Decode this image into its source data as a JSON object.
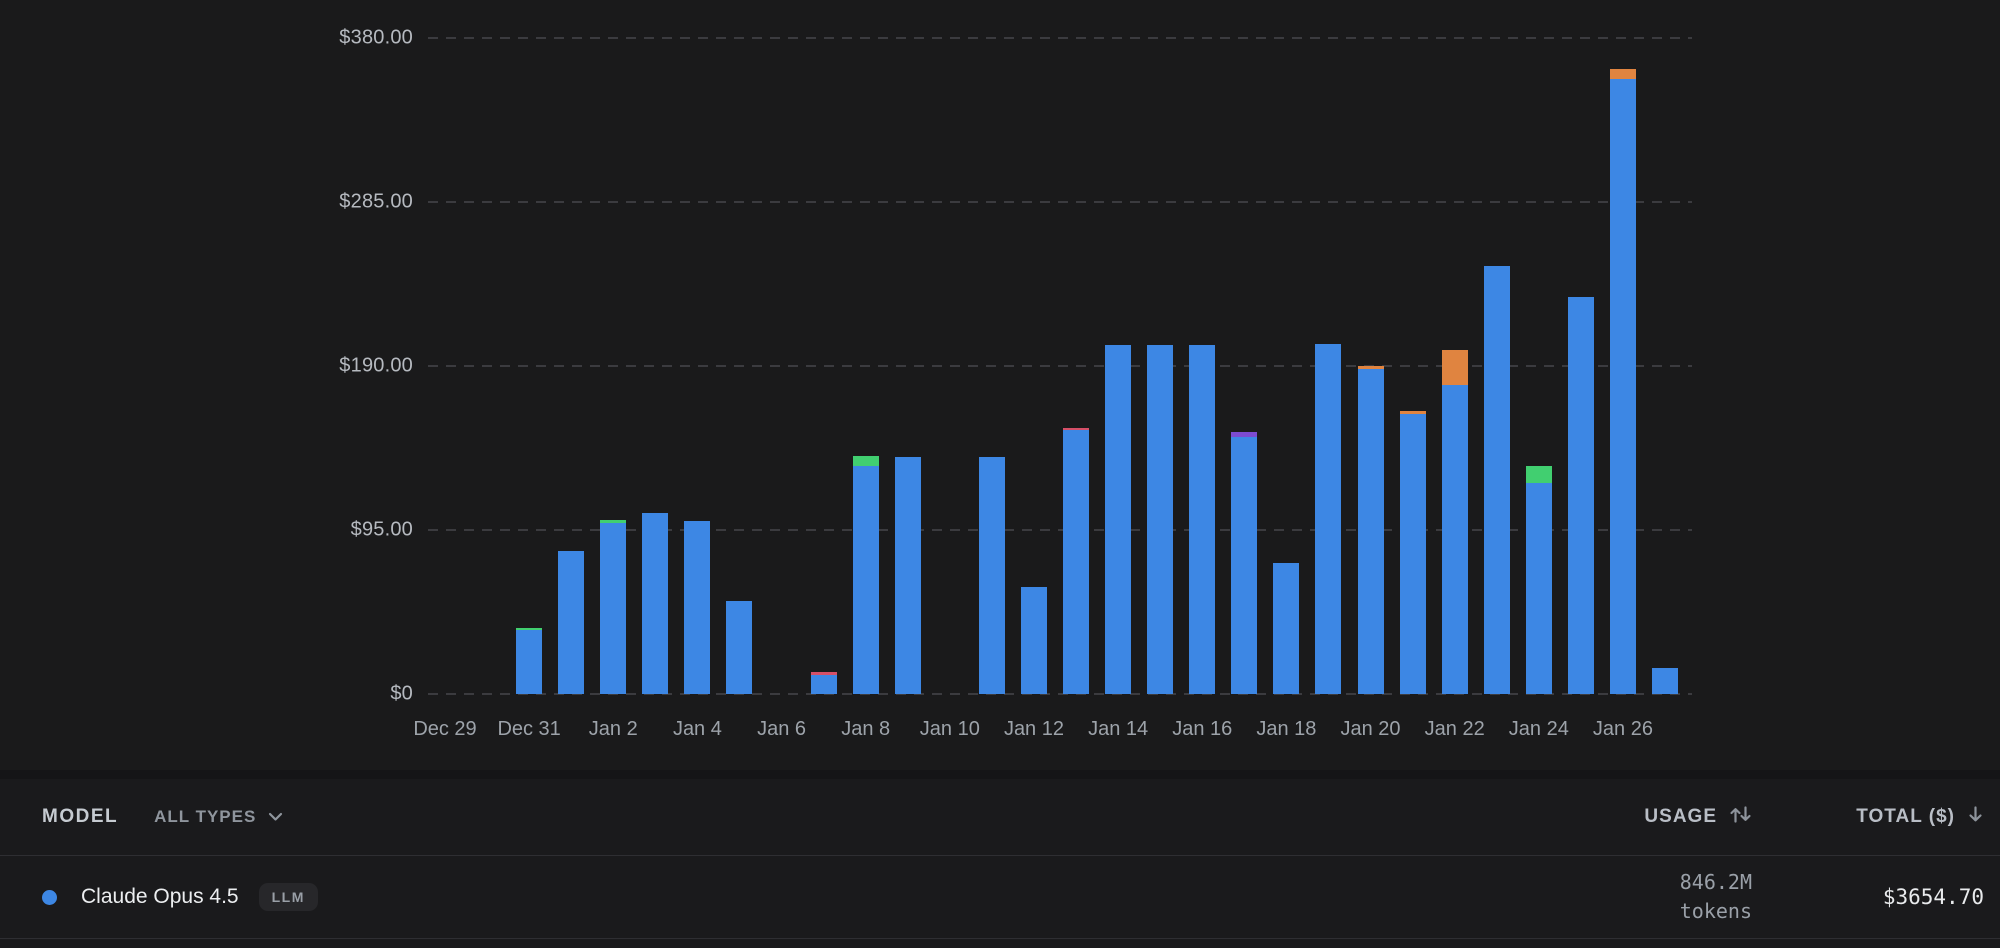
{
  "chart": {
    "y_ticks": [
      {
        "value": 0,
        "label": "$0"
      },
      {
        "value": 95,
        "label": "$95.00"
      },
      {
        "value": 190,
        "label": "$190.00"
      },
      {
        "value": 285,
        "label": "$285.00"
      },
      {
        "value": 380,
        "label": "$380.00"
      }
    ],
    "x_ticks": [
      {
        "index": 0,
        "label": "Dec 29"
      },
      {
        "index": 2,
        "label": "Dec 31"
      },
      {
        "index": 4,
        "label": "Jan 2"
      },
      {
        "index": 6,
        "label": "Jan 4"
      },
      {
        "index": 8,
        "label": "Jan 6"
      },
      {
        "index": 10,
        "label": "Jan 8"
      },
      {
        "index": 12,
        "label": "Jan 10"
      },
      {
        "index": 14,
        "label": "Jan 12"
      },
      {
        "index": 16,
        "label": "Jan 14"
      },
      {
        "index": 18,
        "label": "Jan 16"
      },
      {
        "index": 20,
        "label": "Jan 18"
      },
      {
        "index": 22,
        "label": "Jan 20"
      },
      {
        "index": 24,
        "label": "Jan 22"
      },
      {
        "index": 26,
        "label": "Jan 24"
      },
      {
        "index": 28,
        "label": "Jan 26"
      }
    ]
  },
  "chart_data": {
    "type": "bar",
    "stacked": true,
    "title": "",
    "xlabel": "",
    "ylabel": "",
    "ylim": [
      0,
      380
    ],
    "yticks": [
      0,
      95,
      190,
      285,
      380
    ],
    "grid": "dashed-horizontal",
    "legend": "none",
    "categories": [
      "Dec 29",
      "Dec 30",
      "Dec 31",
      "Jan 1",
      "Jan 2",
      "Jan 3",
      "Jan 4",
      "Jan 5",
      "Jan 6",
      "Jan 7",
      "Jan 8",
      "Jan 9",
      "Jan 10",
      "Jan 11",
      "Jan 12",
      "Jan 13",
      "Jan 14",
      "Jan 15",
      "Jan 16",
      "Jan 17",
      "Jan 18",
      "Jan 19",
      "Jan 20",
      "Jan 21",
      "Jan 22",
      "Jan 23",
      "Jan 24",
      "Jan 25",
      "Jan 26",
      "Jan 27"
    ],
    "series": [
      {
        "name": "Claude Opus 4.5",
        "color": "#3d87e4",
        "values": [
          0,
          0,
          37,
          83,
          99,
          105,
          100,
          54,
          0,
          11,
          132,
          137,
          0,
          137,
          62,
          153,
          202,
          202,
          202,
          149,
          76,
          203,
          188,
          162,
          179,
          248,
          122,
          230,
          356,
          15
        ]
      },
      {
        "name": "unlabeled-green",
        "color": "#41cf70",
        "values": [
          0,
          0,
          1,
          0,
          2,
          0,
          0,
          0,
          0,
          0,
          6,
          0,
          0,
          0,
          0,
          0,
          0,
          0,
          0,
          0,
          0,
          0,
          0,
          0,
          0,
          0,
          10,
          0,
          0,
          0
        ]
      },
      {
        "name": "unlabeled-orange",
        "color": "#e08440",
        "values": [
          0,
          0,
          0,
          0,
          0,
          0,
          0,
          0,
          0,
          0,
          0,
          0,
          0,
          0,
          0,
          0,
          0,
          0,
          0,
          0,
          0,
          0,
          2,
          2,
          20,
          0,
          0,
          0,
          6,
          0
        ]
      },
      {
        "name": "unlabeled-purple",
        "color": "#7c4bd1",
        "values": [
          0,
          0,
          0,
          0,
          0,
          0,
          0,
          0,
          0,
          0,
          0,
          0,
          0,
          0,
          0,
          0,
          0,
          0,
          0,
          3,
          0,
          0,
          0,
          0,
          0,
          0,
          0,
          0,
          0,
          0
        ]
      },
      {
        "name": "unlabeled-pink",
        "color": "#d65068",
        "values": [
          0,
          0,
          0,
          0,
          0,
          0,
          0,
          0,
          0,
          2,
          0,
          0,
          0,
          0,
          0,
          1,
          0,
          0,
          0,
          0,
          0,
          0,
          0,
          0,
          0,
          0,
          0,
          0,
          0,
          0
        ]
      }
    ]
  },
  "table": {
    "header": {
      "model": "MODEL",
      "type_filter": "ALL TYPES",
      "usage": "USAGE",
      "total": "TOTAL ($)"
    },
    "row": {
      "model": "Claude Opus 4.5",
      "badge": "LLM",
      "usage_amount": "846.2M",
      "usage_unit": "tokens",
      "total": "$3654.70",
      "dot_color": "#3d87e4"
    }
  },
  "colors": {
    "background": "#1a1a1b",
    "accent_blue": "#3d87e4",
    "green": "#41cf70",
    "orange": "#e08440",
    "purple": "#7c4bd1",
    "pink": "#d65068",
    "gridline": "#3b3b3f"
  }
}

STATED PROBLEM:
Give every record again exactly, apart from the pictures, which stay out.

RIGHT ANSWER:
Decode this image into its source data as a JSON object.
{
  "chart": {
    "y_ticks": [
      {
        "value": 0,
        "label": "$0"
      },
      {
        "value": 95,
        "label": "$95.00"
      },
      {
        "value": 190,
        "label": "$190.00"
      },
      {
        "value": 285,
        "label": "$285.00"
      },
      {
        "value": 380,
        "label": "$380.00"
      }
    ],
    "x_ticks": [
      {
        "index": 0,
        "label": "Dec 29"
      },
      {
        "index": 2,
        "label": "Dec 31"
      },
      {
        "index": 4,
        "label": "Jan 2"
      },
      {
        "index": 6,
        "label": "Jan 4"
      },
      {
        "index": 8,
        "label": "Jan 6"
      },
      {
        "index": 10,
        "label": "Jan 8"
      },
      {
        "index": 12,
        "label": "Jan 10"
      },
      {
        "index": 14,
        "label": "Jan 12"
      },
      {
        "index": 16,
        "label": "Jan 14"
      },
      {
        "index": 18,
        "label": "Jan 16"
      },
      {
        "index": 20,
        "label": "Jan 18"
      },
      {
        "index": 22,
        "label": "Jan 20"
      },
      {
        "index": 24,
        "label": "Jan 22"
      },
      {
        "index": 26,
        "label": "Jan 24"
      },
      {
        "index": 28,
        "label": "Jan 26"
      }
    ]
  },
  "chart_data": {
    "type": "bar",
    "stacked": true,
    "title": "",
    "xlabel": "",
    "ylabel": "",
    "ylim": [
      0,
      380
    ],
    "yticks": [
      0,
      95,
      190,
      285,
      380
    ],
    "grid": "dashed-horizontal",
    "legend": "none",
    "categories": [
      "Dec 29",
      "Dec 30",
      "Dec 31",
      "Jan 1",
      "Jan 2",
      "Jan 3",
      "Jan 4",
      "Jan 5",
      "Jan 6",
      "Jan 7",
      "Jan 8",
      "Jan 9",
      "Jan 10",
      "Jan 11",
      "Jan 12",
      "Jan 13",
      "Jan 14",
      "Jan 15",
      "Jan 16",
      "Jan 17",
      "Jan 18",
      "Jan 19",
      "Jan 20",
      "Jan 21",
      "Jan 22",
      "Jan 23",
      "Jan 24",
      "Jan 25",
      "Jan 26",
      "Jan 27"
    ],
    "series": [
      {
        "name": "Claude Opus 4.5",
        "color": "#3d87e4",
        "values": [
          0,
          0,
          37,
          83,
          99,
          105,
          100,
          54,
          0,
          11,
          132,
          137,
          0,
          137,
          62,
          153,
          202,
          202,
          202,
          149,
          76,
          203,
          188,
          162,
          179,
          248,
          122,
          230,
          356,
          15
        ]
      },
      {
        "name": "unlabeled-green",
        "color": "#41cf70",
        "values": [
          0,
          0,
          1,
          0,
          2,
          0,
          0,
          0,
          0,
          0,
          6,
          0,
          0,
          0,
          0,
          0,
          0,
          0,
          0,
          0,
          0,
          0,
          0,
          0,
          0,
          0,
          10,
          0,
          0,
          0
        ]
      },
      {
        "name": "unlabeled-orange",
        "color": "#e08440",
        "values": [
          0,
          0,
          0,
          0,
          0,
          0,
          0,
          0,
          0,
          0,
          0,
          0,
          0,
          0,
          0,
          0,
          0,
          0,
          0,
          0,
          0,
          0,
          2,
          2,
          20,
          0,
          0,
          0,
          6,
          0
        ]
      },
      {
        "name": "unlabeled-purple",
        "color": "#7c4bd1",
        "values": [
          0,
          0,
          0,
          0,
          0,
          0,
          0,
          0,
          0,
          0,
          0,
          0,
          0,
          0,
          0,
          0,
          0,
          0,
          0,
          3,
          0,
          0,
          0,
          0,
          0,
          0,
          0,
          0,
          0,
          0
        ]
      },
      {
        "name": "unlabeled-pink",
        "color": "#d65068",
        "values": [
          0,
          0,
          0,
          0,
          0,
          0,
          0,
          0,
          0,
          2,
          0,
          0,
          0,
          0,
          0,
          1,
          0,
          0,
          0,
          0,
          0,
          0,
          0,
          0,
          0,
          0,
          0,
          0,
          0,
          0
        ]
      }
    ]
  },
  "table": {
    "header": {
      "model": "MODEL",
      "type_filter": "ALL TYPES",
      "usage": "USAGE",
      "total": "TOTAL ($)"
    },
    "row": {
      "model": "Claude Opus 4.5",
      "badge": "LLM",
      "usage_amount": "846.2M",
      "usage_unit": "tokens",
      "total": "$3654.70",
      "dot_color": "#3d87e4"
    }
  },
  "colors": {
    "background": "#1a1a1b",
    "accent_blue": "#3d87e4",
    "green": "#41cf70",
    "orange": "#e08440",
    "purple": "#7c4bd1",
    "pink": "#d65068",
    "gridline": "#3b3b3f"
  }
}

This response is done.